## Required task
Return every line below in which "CORV" appears.

Recorded data
********

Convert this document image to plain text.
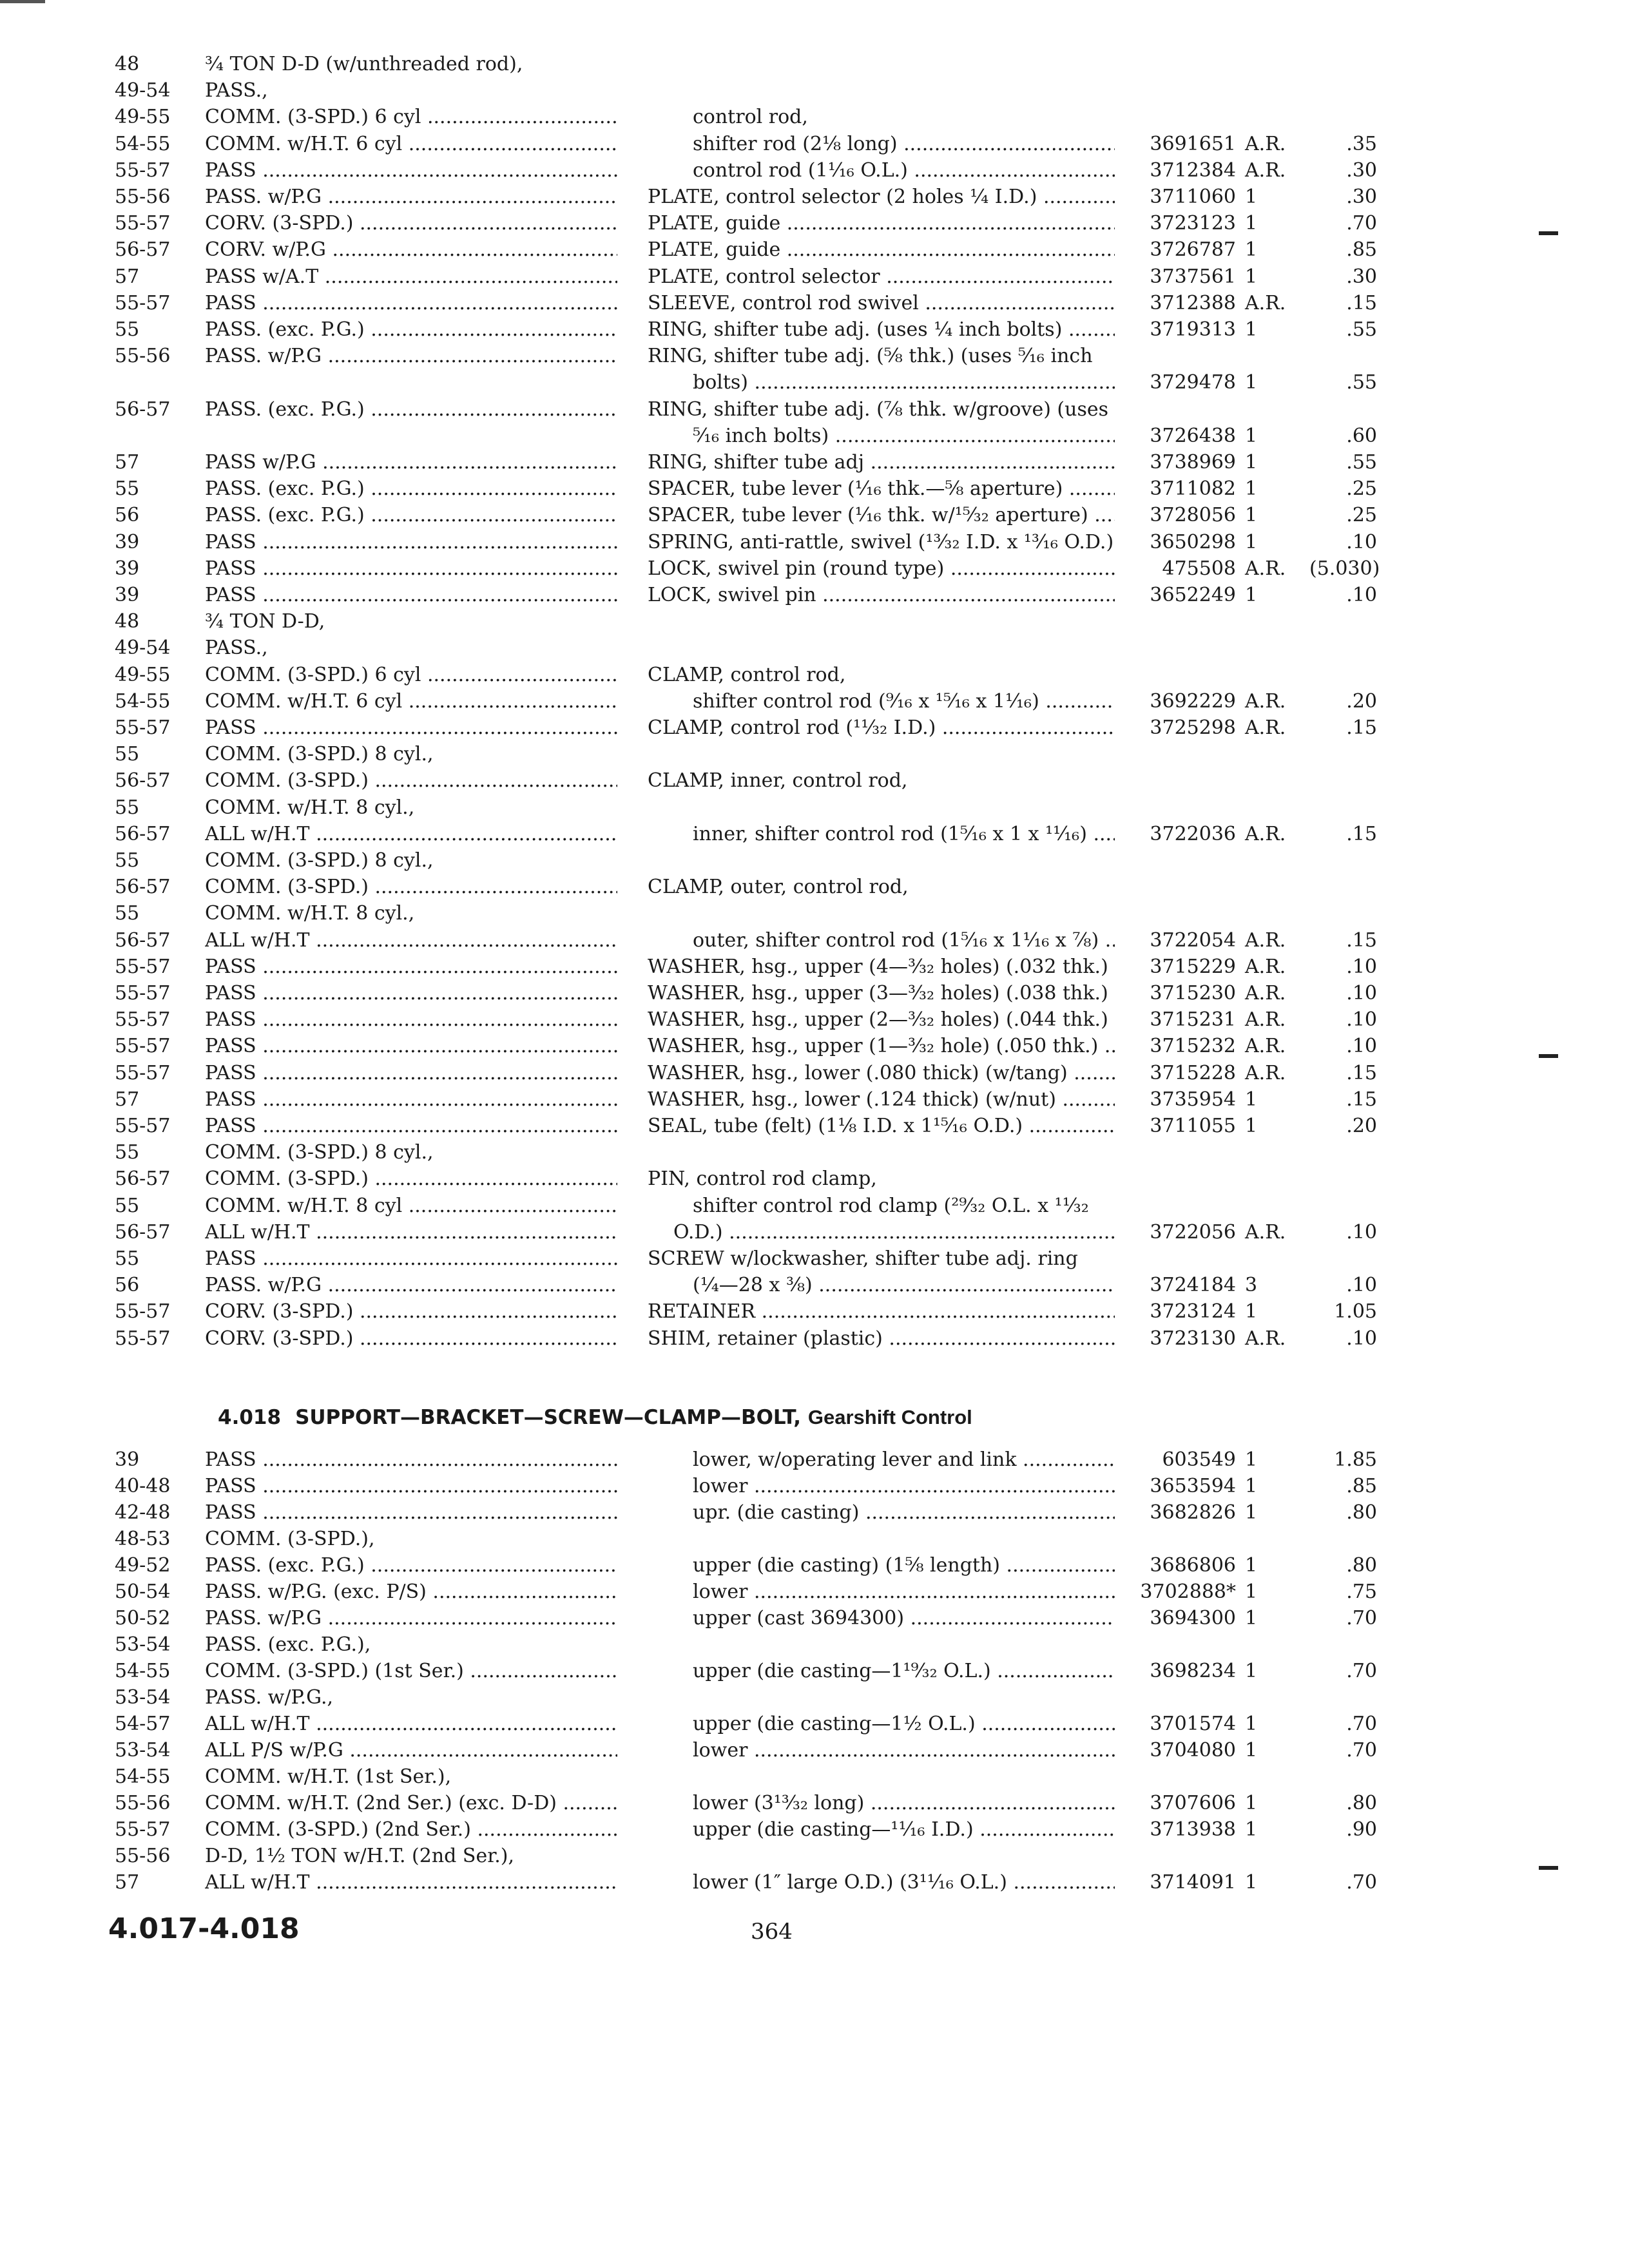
48	¾ TON D-D (w/unthreaded rod),
49-54	PASS.,
49-55	COMM. (3-SPD.) 6 cyl .....	control rod,
54-55	COMM. w/H.T. 6 cyl .....	shifter rod (2⅛ long) .....	3691651 A.R.	.35
55-57	PASS .....	control rod (1⅟₁₆ O.L.) .....	3712384 A.R.	.30
55-56	PASS. w/P.G .....	PLATE, control selector (2 holes ¼ I.D.) .....	3711060 1	.30
55-57	CORV. (3-SPD.) .....	PLATE, guide .....	3723123 1	.70
56-57	CORV. w/P.G .....	PLATE, guide .....	3726787 1	.85
57	PASS w/A.T .....	PLATE, control selector .....	3737561 1	.30
55-57	PASS .....	SLEEVE, control rod swivel .....	3712388 A.R.	.15
55	PASS. (exc. P.G.) .....	RING, shifter tube adj. (uses ¼ inch bolts) .....	3719313 1	.55
55-56	PASS. w/P.G .....	RING, shifter tube adj. (⅝ thk.) (uses ⁵⁄₁₆ inch
bolts) .....	3729478 1	.55
56-57	PASS. (exc. P.G.) .....	RING, shifter tube adj. (⅞ thk. w/groove) (uses
⁵⁄₁₆ inch bolts) .....	3726438 1	.60
57	PASS w/P.G .....	RING, shifter tube adj .....	3738969 1	.55
55	PASS. (exc. P.G.) .....	SPACER, tube lever (⅟₁₆ thk.—⅝ aperture) .....	3711082 1	.25
56	PASS. (exc. P.G.) .....	SPACER, tube lever (⅟₁₆ thk. w/¹⁵⁄₃₂ aperture) .....	3728056 1	.25
39	PASS .....	SPRING, anti-rattle, swivel (¹³⁄₃₂ I.D. x ¹³⁄₁₆ O.D.) .....	3650298 1	.10
39	PASS .....	LOCK, swivel pin (round type) .....	475508 A.R.	(5.030)
39	PASS .....	LOCK, swivel pin .....	3652249 1	.10
48	¾ TON D-D,
49-54	PASS.,
49-55	COMM. (3-SPD.) 6 cyl .....	CLAMP, control rod,
54-55	COMM. w/H.T. 6 cyl .....	shifter control rod (⁹⁄₁₆ x ¹⁵⁄₁₆ x 1⅟₁₆) .....	3692229 A.R.	.20
55-57	PASS .....	CLAMP, control rod (¹¹⁄₃₂ I.D.) .....	3725298 A.R.	.15
55	COMM. (3-SPD.) 8 cyl.,
56-57	COMM. (3-SPD.) .....	CLAMP, inner, control rod,
55	COMM. w/H.T. 8 cyl.,
56-57	ALL w/H.T .....	inner, shifter control rod (1⁵⁄₁₆ x 1 x ¹¹⁄₁₆) .....	3722036 A.R.	.15
55	COMM. (3-SPD.) 8 cyl.,
56-57	COMM. (3-SPD.) .....	CLAMP, outer, control rod,
55	COMM. w/H.T. 8 cyl.,
56-57	ALL w/H.T .....	outer, shifter control rod (1⁵⁄₁₆ x 1⅟₁₆ x ⅞) .....	3722054 A.R.	.15
55-57	PASS .....	WASHER, hsg., upper (4—³⁄₃₂ holes) (.032 thk.) .....	3715229 A.R.	.10
55-57	PASS .....	WASHER, hsg., upper (3—³⁄₃₂ holes) (.038 thk.) .....	3715230 A.R.	.10
55-57	PASS .....	WASHER, hsg., upper (2—³⁄₃₂ holes) (.044 thk.) .....	3715231 A.R.	.10
55-57	PASS .....	WASHER, hsg., upper (1—³⁄₃₂ hole) (.050 thk.) .....	3715232 A.R.	.10
55-57	PASS .....	WASHER, hsg., lower (.080 thick) (w/tang) .....	3715228 A.R.	.15
57	PASS .....	WASHER, hsg., lower (.124 thick) (w/nut) .....	3735954 1	.15
55-57	PASS .....	SEAL, tube (felt) (1⅛ I.D. x 1¹⁵⁄₁₆ O.D.) .....	3711055 1	.20
55	COMM. (3-SPD.) 8 cyl.,
56-57	COMM. (3-SPD.) .....	PIN, control rod clamp,
55	COMM. w/H.T. 8 cyl .....	shifter control rod clamp (²⁹⁄₃₂ O.L. x ¹¹⁄₃₂
56-57	ALL w/H.T .....	O.D.) .....	3722056 A.R.	.10
55	PASS .....	SCREW w/lockwasher, shifter tube adj. ring
56	PASS. w/P.G .....	(¼—28 x ⅜) .....	3724184 3	.10
55-57	CORV. (3-SPD.) .....	RETAINER .....	3723124 1	1.05
55-57	CORV. (3-SPD.) .....	SHIM, retainer (plastic) .....	3723130 A.R.	.10
4.018 SUPPORT—BRACKET—SCREW—CLAMP—BOLT, Gearshift Control
39	PASS .....	lower, w/operating lever and link .....	603549 1	1.85
40-48	PASS .....	lower .....	3653594 1	.85
42-48	PASS .....	upr. (die casting) .....	3682826 1	.80
48-53	COMM. (3-SPD.),
49-52	PASS. (exc. P.G.) .....	upper (die casting) (1⅝ length) .....	3686806 1	.80
50-54	PASS. w/P.G. (exc. P/S) .....	lower .....	3702888* 1	.75
50-52	PASS. w/P.G .....	upper (cast 3694300) .....	3694300 1	.70
53-54	PASS. (exc. P.G.),
54-55	COMM. (3-SPD.) (1st Ser.) .....	upper (die casting—1¹⁹⁄₃₂ O.L.) .....	3698234 1	.70
53-54	PASS. w/P.G.,
54-57	ALL w/H.T .....	upper (die casting—1½ O.L.) .....	3701574 1	.70
53-54	ALL P/S w/P.G .....	lower .....	3704080 1	.70
54-55	COMM. w/H.T. (1st Ser.),
55-56	COMM. w/H.T. (2nd Ser.) (exc. D-D) .....	lower (3¹³⁄₃₂ long) .....	3707606 1	.80
55-57	COMM. (3-SPD.) (2nd Ser.) .....	upper (die casting—¹¹⁄₁₆ I.D.) .....	3713938 1	.90
55-56	D-D, 1½ TON w/H.T. (2nd Ser.),
57	ALL w/H.T .....	lower (1″ large O.D.) (3¹¹⁄₁₆ O.L.) .....	3714091 1	.70
4.017-4.018	364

********

## Solution to the problem
55-57	CORV. (3-SPD.) .....	PLATE, guide .....	3723123 1	.70
56-57	CORV. w/P.G .....	PLATE, guide .....	3726787 1	.85
55-57	CORV. (3-SPD.) .....	RETAINER .....	3723124 1	1.05
55-57	CORV. (3-SPD.) .....	SHIM, retainer (plastic) .....	3723130 A.R.	.10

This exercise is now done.